(Material for this exercise):
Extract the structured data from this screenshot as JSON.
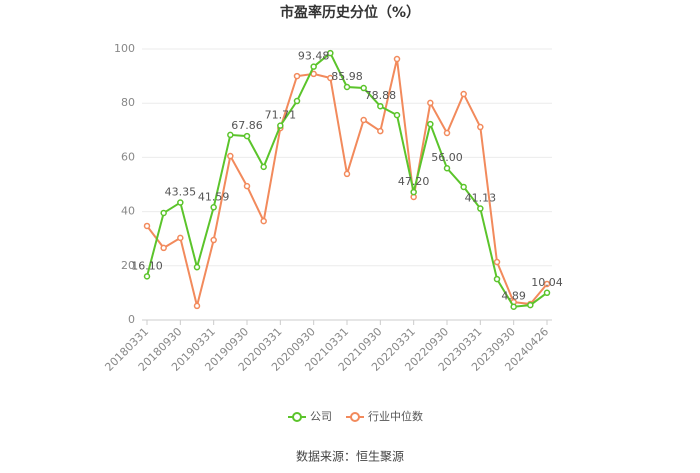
{
  "chart_data": {
    "type": "line",
    "title": "市盈率历史分位（%）",
    "categories": [
      "20180331",
      null,
      "20180930",
      null,
      "20190331",
      null,
      "20190930",
      null,
      "20200331",
      null,
      "20200930",
      null,
      "20210331",
      null,
      "20210930",
      null,
      "20220331",
      null,
      "20220930",
      null,
      "20230331",
      null,
      "20230930",
      null,
      "20240426"
    ],
    "series": [
      {
        "name": "公司",
        "color": "#5bc42b",
        "values": [
          16.1,
          39.5,
          43.35,
          19.5,
          41.59,
          68.3,
          67.86,
          56.5,
          71.71,
          80.8,
          93.48,
          98.5,
          85.98,
          85.6,
          78.88,
          75.6,
          47.2,
          72.3,
          56.0,
          49.1,
          41.13,
          15.1,
          4.89,
          5.5,
          10.04
        ],
        "value_labels": [
          "16.10",
          null,
          "43.35",
          null,
          "41.59",
          null,
          "67.86",
          null,
          "71.71",
          null,
          "93.48",
          null,
          "85.98",
          null,
          "78.88",
          null,
          "47.20",
          null,
          "56.00",
          null,
          "41.13",
          null,
          "4.89",
          null,
          "10.04"
        ]
      },
      {
        "name": "行业中位数",
        "color": "#f28a5c",
        "values": [
          34.7,
          26.6,
          30.3,
          5.2,
          29.5,
          60.5,
          49.4,
          36.5,
          70.8,
          90.0,
          90.8,
          89.3,
          53.9,
          73.8,
          69.7,
          96.3,
          45.4,
          80.1,
          69.0,
          83.4,
          71.2,
          21.4,
          6.6,
          5.9,
          13.3
        ]
      }
    ],
    "ylim": [
      0,
      100
    ],
    "yticks": [
      0,
      20,
      40,
      60,
      80,
      100
    ],
    "grid": true,
    "legend": "bottom",
    "source": "数据来源：恒生聚源"
  }
}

(Exercise):
Write out the material above once more, exactly as it reads, with no pictures.

(The result):
Extract the structured data from this screenshot as JSON.
{
  "chart_data": {
    "type": "line",
    "title": "市盈率历史分位（%）",
    "categories": [
      "20180331",
      null,
      "20180930",
      null,
      "20190331",
      null,
      "20190930",
      null,
      "20200331",
      null,
      "20200930",
      null,
      "20210331",
      null,
      "20210930",
      null,
      "20220331",
      null,
      "20220930",
      null,
      "20230331",
      null,
      "20230930",
      null,
      "20240426"
    ],
    "series": [
      {
        "name": "公司",
        "color": "#5bc42b",
        "values": [
          16.1,
          39.5,
          43.35,
          19.5,
          41.59,
          68.3,
          67.86,
          56.5,
          71.71,
          80.8,
          93.48,
          98.5,
          85.98,
          85.6,
          78.88,
          75.6,
          47.2,
          72.3,
          56.0,
          49.1,
          41.13,
          15.1,
          4.89,
          5.5,
          10.04
        ],
        "value_labels": [
          "16.10",
          null,
          "43.35",
          null,
          "41.59",
          null,
          "67.86",
          null,
          "71.71",
          null,
          "93.48",
          null,
          "85.98",
          null,
          "78.88",
          null,
          "47.20",
          null,
          "56.00",
          null,
          "41.13",
          null,
          "4.89",
          null,
          "10.04"
        ]
      },
      {
        "name": "行业中位数",
        "color": "#f28a5c",
        "values": [
          34.7,
          26.6,
          30.3,
          5.2,
          29.5,
          60.5,
          49.4,
          36.5,
          70.8,
          90.0,
          90.8,
          89.3,
          53.9,
          73.8,
          69.7,
          96.3,
          45.4,
          80.1,
          69.0,
          83.4,
          71.2,
          21.4,
          6.6,
          5.9,
          13.3
        ]
      }
    ],
    "ylim": [
      0,
      100
    ],
    "yticks": [
      0,
      20,
      40,
      60,
      80,
      100
    ],
    "grid": true,
    "legend": "bottom",
    "source": "数据来源：恒生聚源"
  }
}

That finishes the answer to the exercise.